◆ What you have to do
In the material below, the lines containing the word "JSON" are required; copy each of them.

◆ Material to process
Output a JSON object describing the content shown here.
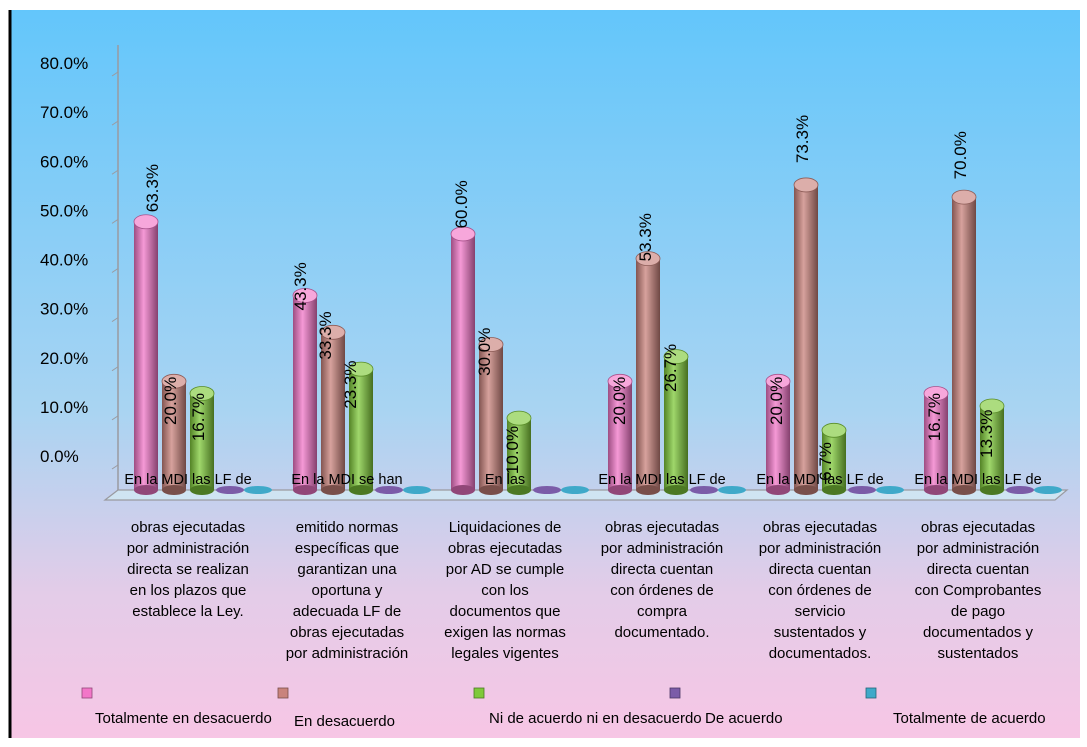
{
  "chart_data": {
    "type": "bar",
    "ytick_labels": [
      "0.0%",
      "10.0%",
      "20.0%",
      "30.0%",
      "40.0%",
      "50.0%",
      "60.0%",
      "70.0%",
      "80.0%"
    ],
    "ylim": [
      0,
      80
    ],
    "categories": [
      {
        "line1": "En la MDI las LF de",
        "lines": [
          "obras ejecutadas",
          "por administración",
          "directa se realizan",
          "en los plazos que",
          "establece la Ley."
        ]
      },
      {
        "line1": "En la MDI se han",
        "lines": [
          "emitido normas",
          "específicas que",
          "garantizan una",
          "oportuna y",
          "adecuada LF de",
          "obras ejecutadas",
          "por administración"
        ]
      },
      {
        "line1": "En las",
        "lines": [
          "Liquidaciones de",
          "obras ejecutadas",
          "por AD se cumple",
          "con los",
          "documentos que",
          "exigen las normas",
          "legales vigentes"
        ]
      },
      {
        "line1": "En la MDI las  LF de",
        "lines": [
          "obras ejecutadas",
          "por administración",
          "directa cuentan",
          "con órdenes de",
          "compra",
          "documentado."
        ]
      },
      {
        "line1": "En la MDI las  LF de",
        "lines": [
          "obras ejecutadas",
          "por administración",
          "directa cuentan",
          "con órdenes de",
          "servicio",
          "sustentados y",
          "documentados."
        ]
      },
      {
        "line1": "En la MDI las  LF de",
        "lines": [
          "obras ejecutadas",
          "por administración",
          "directa cuentan",
          "con Comprobantes",
          "de pago",
          "documentados y",
          "sustentados"
        ]
      }
    ],
    "series": [
      {
        "name": "Totalmente en desacuerdo",
        "color": "#f277c8",
        "values": [
          63.3,
          43.3,
          60.0,
          20.0,
          20.0,
          16.7
        ],
        "labels": [
          "63.3%",
          "43.3%",
          "60.0%",
          "20.0%",
          "20.0%",
          "16.7%"
        ]
      },
      {
        "name": "En desacuerdo",
        "color": "#c9837c",
        "values": [
          20.0,
          33.3,
          30.0,
          53.3,
          73.3,
          70.0
        ],
        "labels": [
          "20.0%",
          "33.3%",
          "30.0%",
          "53.3%",
          "73.3%",
          "70.0%"
        ]
      },
      {
        "name": "Ni de acuerdo ni en desacuerdo",
        "color": "#7fc93a",
        "values": [
          16.7,
          23.3,
          10.0,
          26.7,
          6.7,
          13.3
        ],
        "labels": [
          "16.7%",
          "23.3%",
          "10.0%",
          "26.7%",
          "6.7%",
          "13.3%"
        ]
      },
      {
        "name": "De acuerdo",
        "color": "#7b5ca8",
        "values": [
          0,
          0,
          0,
          0,
          0,
          0
        ],
        "labels": []
      },
      {
        "name": "Totalmente de acuerdo",
        "color": "#3fa9c9",
        "values": [
          0,
          0,
          0,
          0,
          0,
          0
        ],
        "labels": []
      }
    ],
    "legend": "bottom"
  }
}
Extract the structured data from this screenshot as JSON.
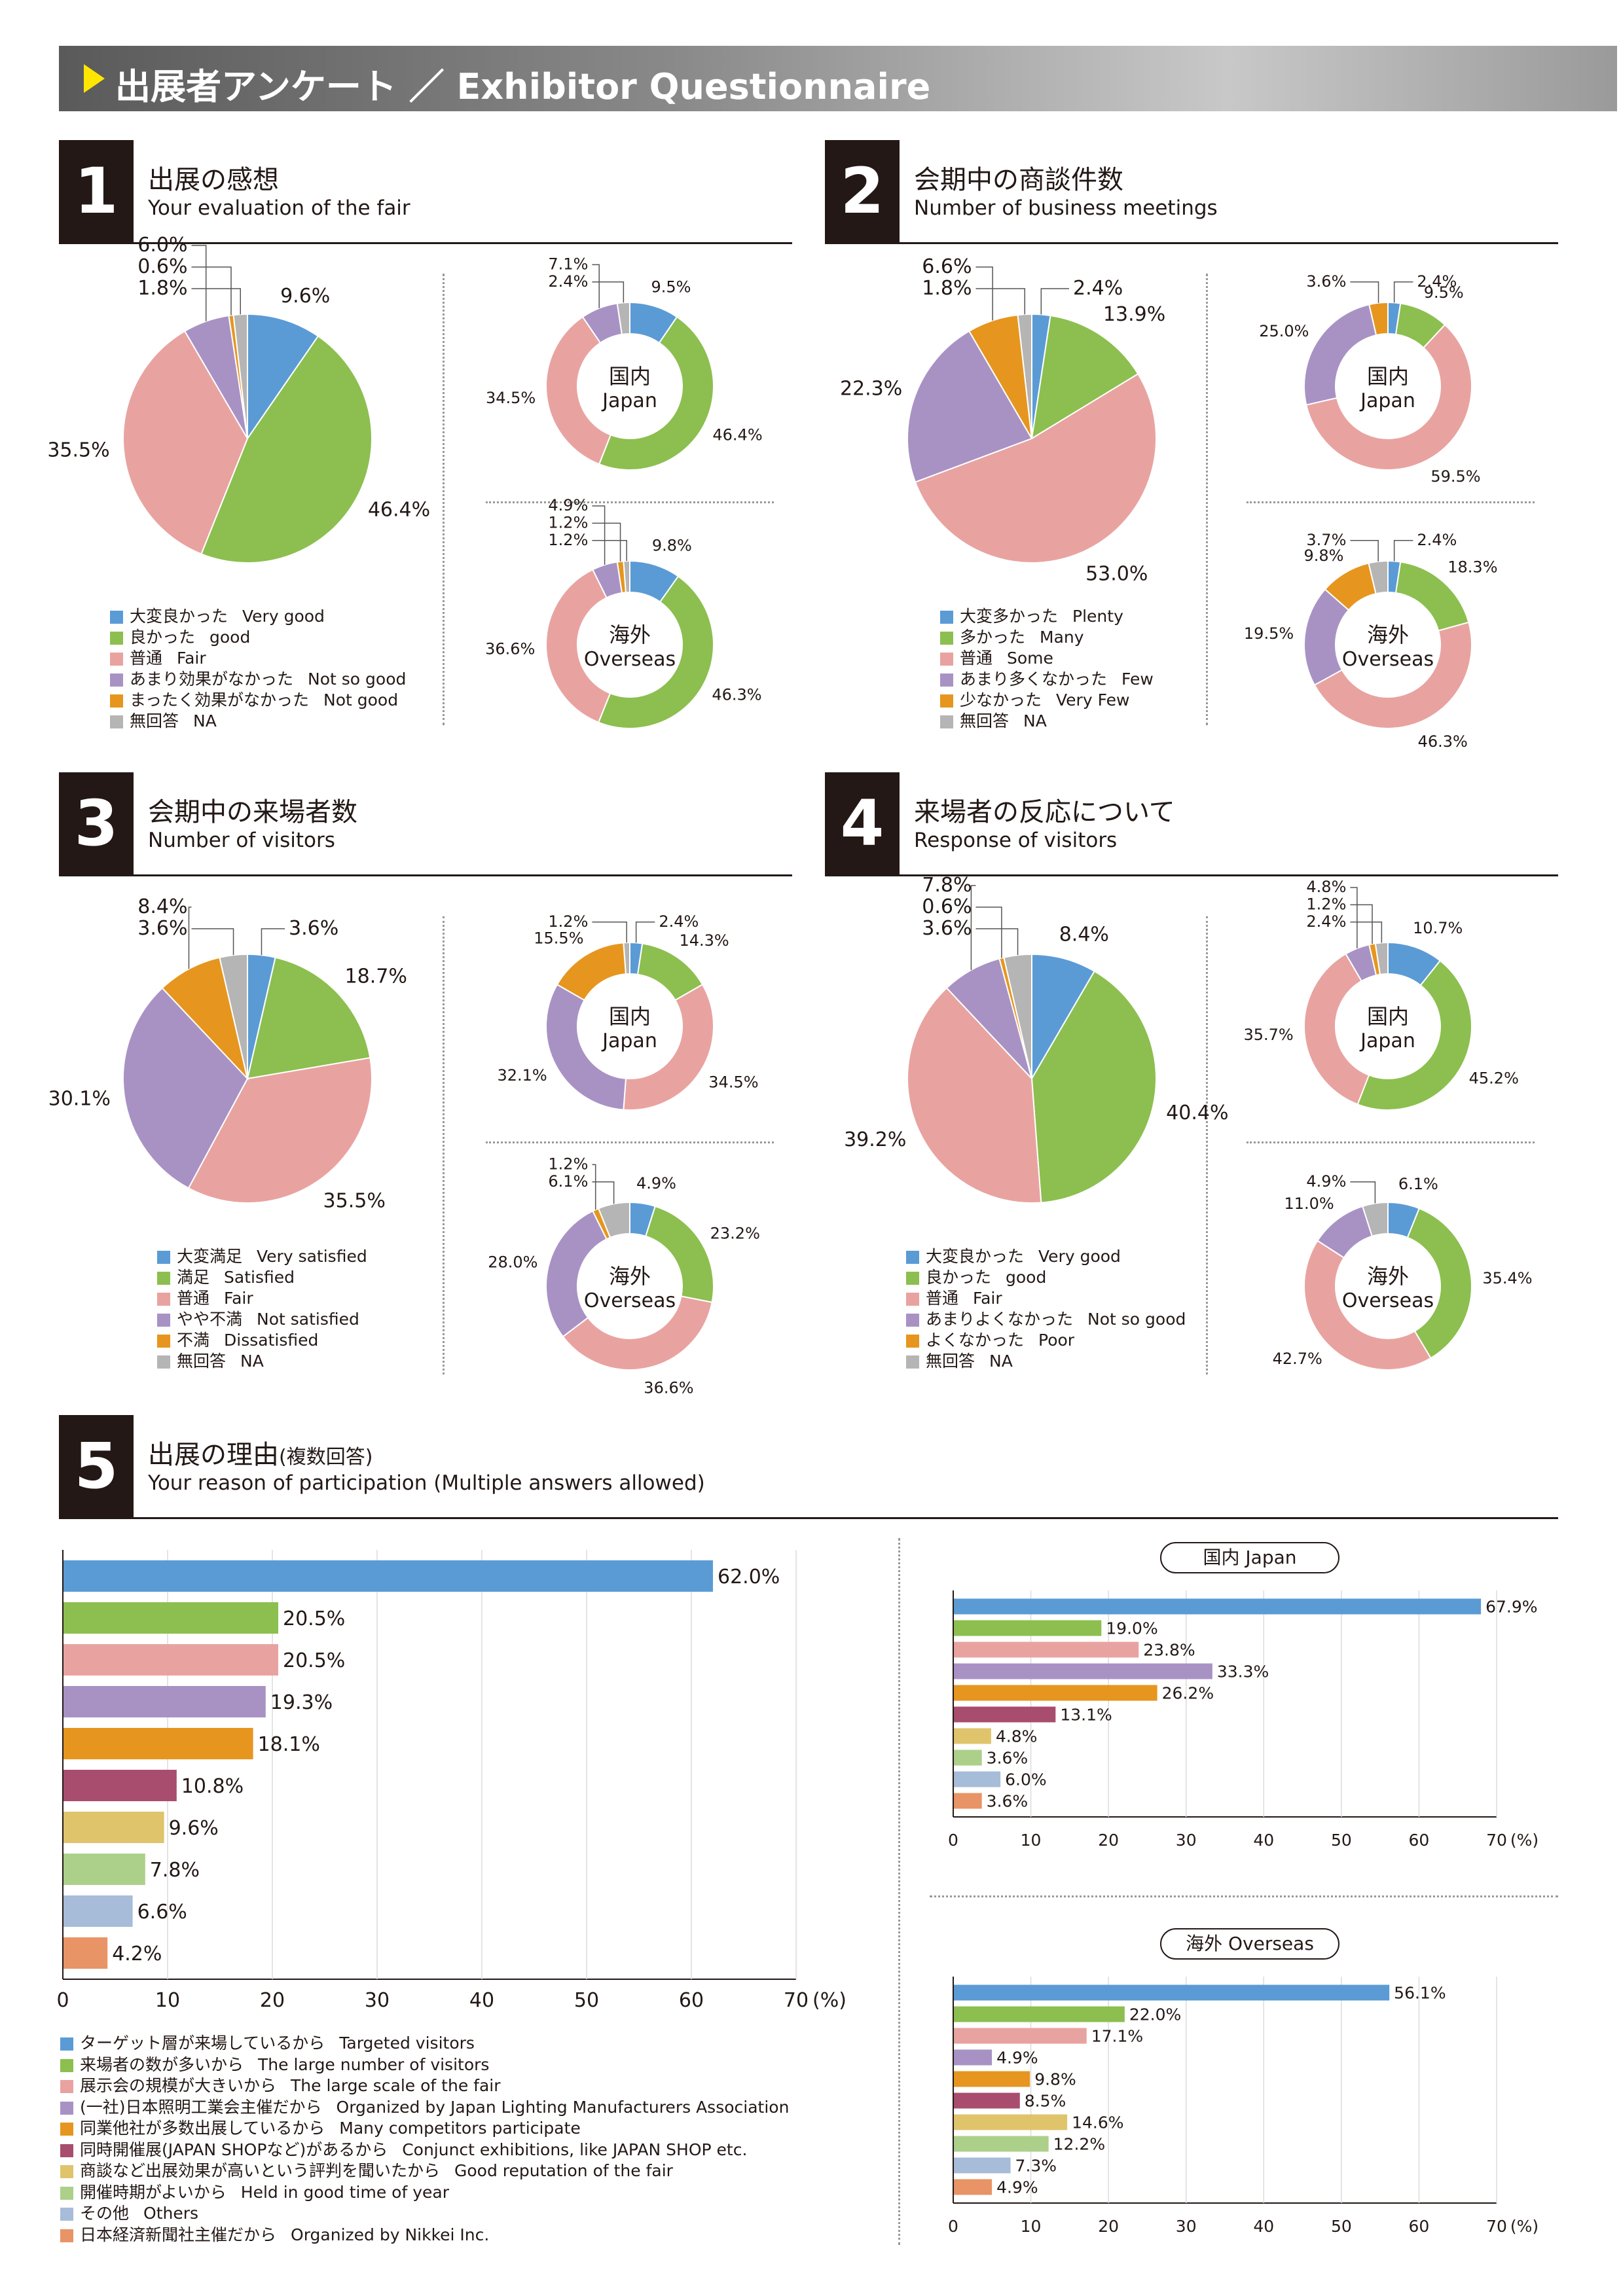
{
  "banner": {
    "title": "出展者アンケート ／ Exhibitor Questionnaire"
  },
  "colors": {
    "blue": "#5b9bd5",
    "green": "#8cbf4f",
    "pink": "#e8a3a0",
    "purple": "#a892c4",
    "orange": "#e6961e",
    "gray": "#b5b5b5",
    "crimson": "#a84d6e",
    "gold": "#e0c46c",
    "lightgreen": "#acd08a",
    "lightblue": "#a6bcd9",
    "salmon": "#e89466"
  },
  "sections": [
    {
      "num": "1",
      "title_jp": "出展の感想",
      "title_en": "Your evaluation of the fair"
    },
    {
      "num": "2",
      "title_jp": "会期中の商談件数",
      "title_en": "Number of business meetings"
    },
    {
      "num": "3",
      "title_jp": "会期中の来場者数",
      "title_en": "Number of visitors"
    },
    {
      "num": "4",
      "title_jp": "来場者の反応について",
      "title_en": "Response of visitors"
    },
    {
      "num": "5",
      "title_jp": "出展の理由",
      "title_jp_note": "(複数回答)",
      "title_en": "Your reason of participation (Multiple answers allowed)"
    }
  ],
  "donut_labels": {
    "japan_jp": "国内",
    "japan_en": "Japan",
    "overseas_jp": "海外",
    "overseas_en": "Overseas"
  },
  "chart_data": [
    {
      "id": "q1",
      "type": "pie",
      "section": "1",
      "categories": [
        {
          "jp": "大変良かった",
          "en": "Very good",
          "color": "blue"
        },
        {
          "jp": "良かった",
          "en": "good",
          "color": "green"
        },
        {
          "jp": "普通",
          "en": "Fair",
          "color": "pink"
        },
        {
          "jp": "あまり効果がなかった",
          "en": "Not so good",
          "color": "purple"
        },
        {
          "jp": "まったく効果がなかった",
          "en": "Not good",
          "color": "orange"
        },
        {
          "jp": "無回答",
          "en": "NA",
          "color": "gray"
        }
      ],
      "total": [
        9.6,
        46.4,
        35.5,
        6.0,
        0.6,
        1.8
      ],
      "japan": [
        9.5,
        46.4,
        34.5,
        7.1,
        0,
        2.4
      ],
      "overseas": [
        9.8,
        46.3,
        36.6,
        4.9,
        1.2,
        1.2
      ]
    },
    {
      "id": "q2",
      "type": "pie",
      "section": "2",
      "categories": [
        {
          "jp": "大変多かった",
          "en": "Plenty",
          "color": "blue"
        },
        {
          "jp": "多かった",
          "en": "Many",
          "color": "green"
        },
        {
          "jp": "普通",
          "en": "Some",
          "color": "pink"
        },
        {
          "jp": "あまり多くなかった",
          "en": "Few",
          "color": "purple"
        },
        {
          "jp": "少なかった",
          "en": "Very Few",
          "color": "orange"
        },
        {
          "jp": "無回答",
          "en": "NA",
          "color": "gray"
        }
      ],
      "total": [
        2.4,
        13.9,
        53.0,
        22.3,
        6.6,
        1.8
      ],
      "japan": [
        2.4,
        9.5,
        59.5,
        25.0,
        3.6,
        0
      ],
      "overseas": [
        2.4,
        18.3,
        46.3,
        19.5,
        9.8,
        3.7
      ]
    },
    {
      "id": "q3",
      "type": "pie",
      "section": "3",
      "categories": [
        {
          "jp": "大変満足",
          "en": "Very satisfied",
          "color": "blue"
        },
        {
          "jp": "満足",
          "en": "Satisfied",
          "color": "green"
        },
        {
          "jp": "普通",
          "en": "Fair",
          "color": "pink"
        },
        {
          "jp": "やや不満",
          "en": "Not satisfied",
          "color": "purple"
        },
        {
          "jp": "不満",
          "en": "Dissatisfied",
          "color": "orange"
        },
        {
          "jp": "無回答",
          "en": "NA",
          "color": "gray"
        }
      ],
      "total": [
        3.6,
        18.7,
        35.5,
        30.1,
        8.4,
        3.6
      ],
      "japan": [
        2.4,
        14.3,
        34.5,
        32.1,
        15.5,
        1.2
      ],
      "overseas": [
        4.9,
        23.2,
        36.6,
        28.0,
        1.2,
        6.1
      ]
    },
    {
      "id": "q4",
      "type": "pie",
      "section": "4",
      "categories": [
        {
          "jp": "大変良かった",
          "en": "Very good",
          "color": "blue"
        },
        {
          "jp": "良かった",
          "en": "good",
          "color": "green"
        },
        {
          "jp": "普通",
          "en": "Fair",
          "color": "pink"
        },
        {
          "jp": "あまりよくなかった",
          "en": "Not so good",
          "color": "purple"
        },
        {
          "jp": "よくなかった",
          "en": "Poor",
          "color": "orange"
        },
        {
          "jp": "無回答",
          "en": "NA",
          "color": "gray"
        }
      ],
      "total": [
        8.4,
        40.4,
        39.2,
        7.8,
        0.6,
        3.6
      ],
      "japan": [
        10.7,
        45.2,
        35.7,
        4.8,
        1.2,
        2.4
      ],
      "overseas": [
        6.1,
        35.4,
        42.7,
        11.0,
        0,
        4.9
      ]
    },
    {
      "id": "q5",
      "type": "bar",
      "section": "5",
      "unit": "(%)",
      "xlim": [
        0,
        70
      ],
      "ticks": [
        0,
        10,
        20,
        30,
        40,
        50,
        60,
        70
      ],
      "categories": [
        {
          "jp": "ターゲット層が来場しているから",
          "en": "Targeted visitors",
          "color": "blue"
        },
        {
          "jp": "来場者の数が多いから",
          "en": "The large number of visitors",
          "color": "green"
        },
        {
          "jp": "展示会の規模が大きいから",
          "en": "The large scale of the fair",
          "color": "pink"
        },
        {
          "jp": "(一社)日本照明工業会主催だから",
          "en": "Organized by Japan Lighting Manufacturers Association",
          "color": "purple"
        },
        {
          "jp": "同業他社が多数出展しているから",
          "en": "Many competitors participate",
          "color": "orange"
        },
        {
          "jp": "同時開催展(JAPAN SHOPなど)があるから",
          "en": "Conjunct exhibitions, like JAPAN SHOP etc.",
          "color": "crimson"
        },
        {
          "jp": "商談など出展効果が高いという評判を聞いたから",
          "en": "Good reputation of the fair",
          "color": "gold"
        },
        {
          "jp": "開催時期がよいから",
          "en": "Held in good time of year",
          "color": "lightgreen"
        },
        {
          "jp": "その他",
          "en": "Others",
          "color": "lightblue"
        },
        {
          "jp": "日本経済新聞社主催だから",
          "en": "Organized by Nikkei Inc.",
          "color": "salmon"
        }
      ],
      "series": [
        {
          "name": "",
          "values": [
            62.0,
            20.5,
            20.5,
            19.3,
            18.1,
            10.8,
            9.6,
            7.8,
            6.6,
            4.2
          ]
        },
        {
          "name": "国内 Japan",
          "values": [
            67.9,
            19.0,
            23.8,
            33.3,
            26.2,
            13.1,
            4.8,
            3.6,
            6.0,
            3.6
          ]
        },
        {
          "name": "海外 Overseas",
          "values": [
            56.1,
            22.0,
            17.1,
            4.9,
            9.8,
            8.5,
            14.6,
            12.2,
            7.3,
            4.9
          ]
        }
      ]
    }
  ]
}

◆ Problem solution
Output a JSON object describing the content shown here.
Extract the structured data from this screenshot as JSON.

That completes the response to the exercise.